=== SUPPLIED INFORMATION ===

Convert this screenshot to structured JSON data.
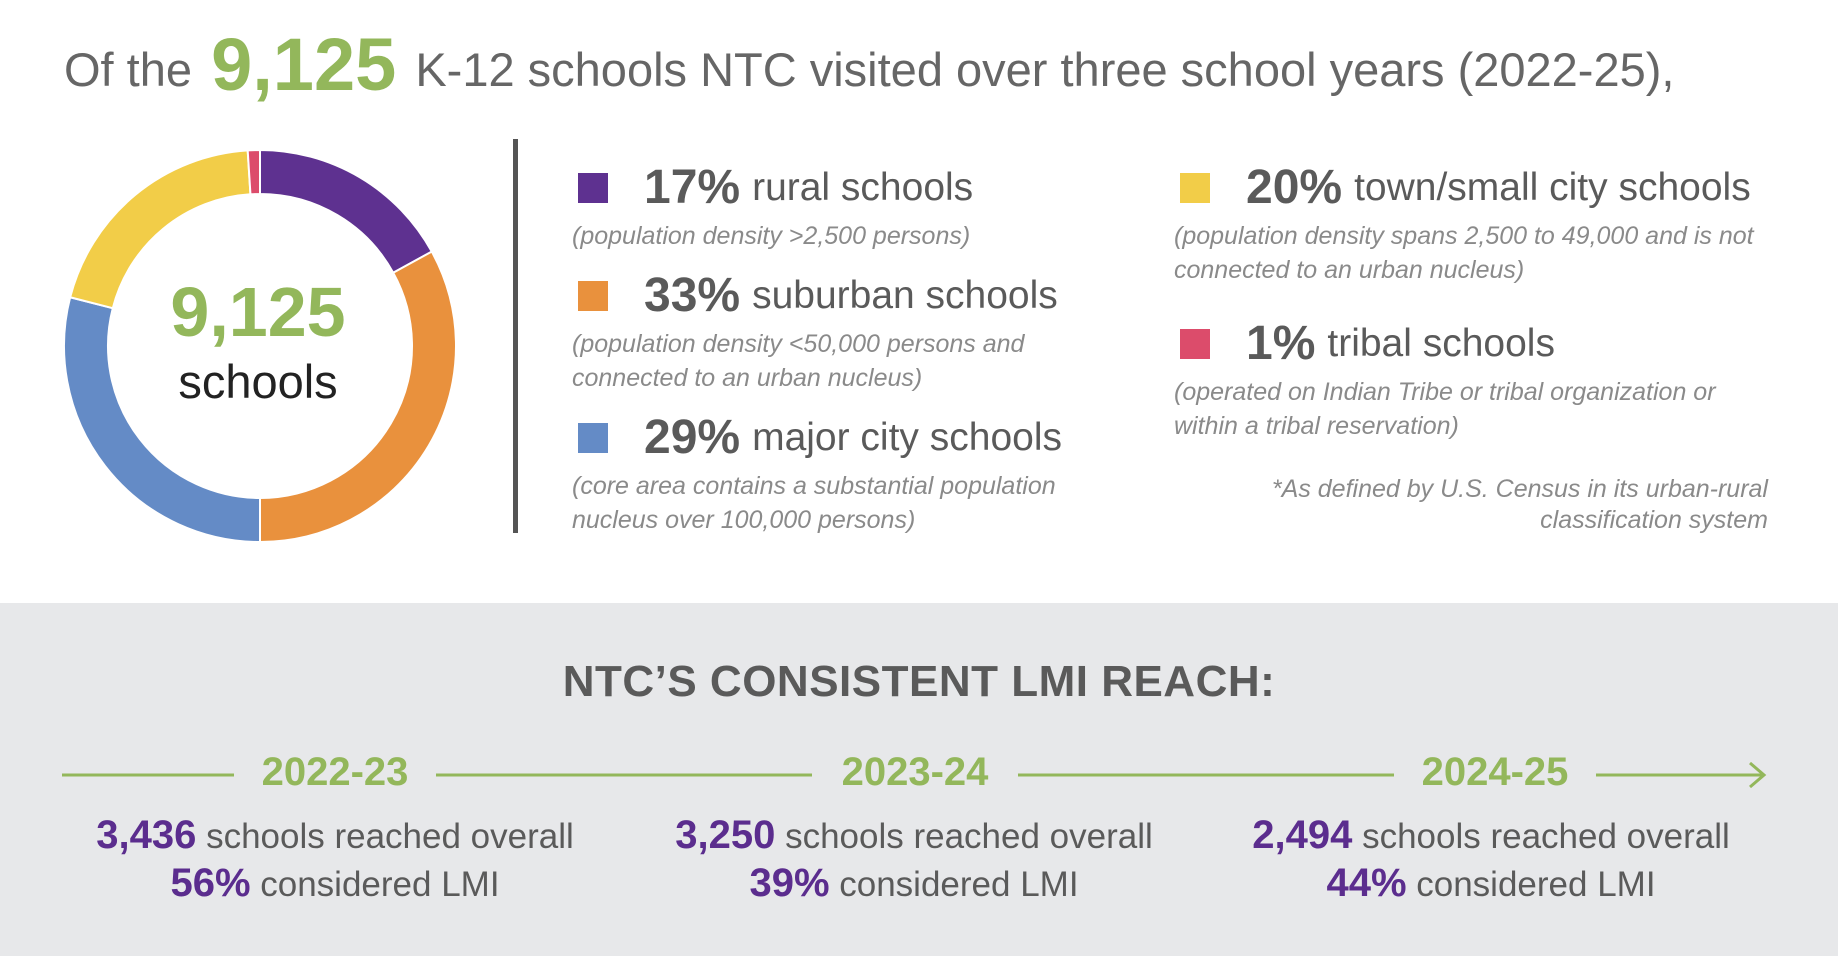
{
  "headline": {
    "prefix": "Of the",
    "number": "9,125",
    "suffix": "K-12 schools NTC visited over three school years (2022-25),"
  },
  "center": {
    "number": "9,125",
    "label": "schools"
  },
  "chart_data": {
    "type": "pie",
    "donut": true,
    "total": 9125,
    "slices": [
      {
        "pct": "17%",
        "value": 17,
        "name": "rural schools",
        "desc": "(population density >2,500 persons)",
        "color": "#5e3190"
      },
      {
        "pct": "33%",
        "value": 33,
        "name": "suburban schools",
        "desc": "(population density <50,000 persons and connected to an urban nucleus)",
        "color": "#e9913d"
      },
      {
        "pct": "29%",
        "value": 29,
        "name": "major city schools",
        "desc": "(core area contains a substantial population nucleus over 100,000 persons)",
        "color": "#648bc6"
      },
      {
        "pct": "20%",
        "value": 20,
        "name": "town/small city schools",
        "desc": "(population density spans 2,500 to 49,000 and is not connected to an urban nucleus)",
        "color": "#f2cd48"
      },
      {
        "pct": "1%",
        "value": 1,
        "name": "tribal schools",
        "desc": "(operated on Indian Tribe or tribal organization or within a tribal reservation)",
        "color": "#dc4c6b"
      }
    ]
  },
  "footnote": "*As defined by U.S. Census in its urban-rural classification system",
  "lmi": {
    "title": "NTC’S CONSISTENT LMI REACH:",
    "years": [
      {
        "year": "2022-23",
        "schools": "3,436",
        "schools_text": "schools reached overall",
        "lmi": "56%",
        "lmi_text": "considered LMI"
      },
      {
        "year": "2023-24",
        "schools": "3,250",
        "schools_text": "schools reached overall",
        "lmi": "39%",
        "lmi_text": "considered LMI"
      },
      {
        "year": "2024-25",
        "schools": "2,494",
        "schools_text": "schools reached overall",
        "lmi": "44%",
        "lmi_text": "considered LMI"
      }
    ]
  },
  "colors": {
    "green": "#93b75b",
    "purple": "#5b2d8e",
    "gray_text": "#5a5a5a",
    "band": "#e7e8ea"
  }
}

===

Filter for "connected". Return all lines that hold it.

OUTPUT FOR THIS TASK:
        "desc": "(population density <50,000 persons and connected to an urban nucleus)",
        "desc": "(population density spans 2,500 to 49,000 and is not connected to an urban nucleus)",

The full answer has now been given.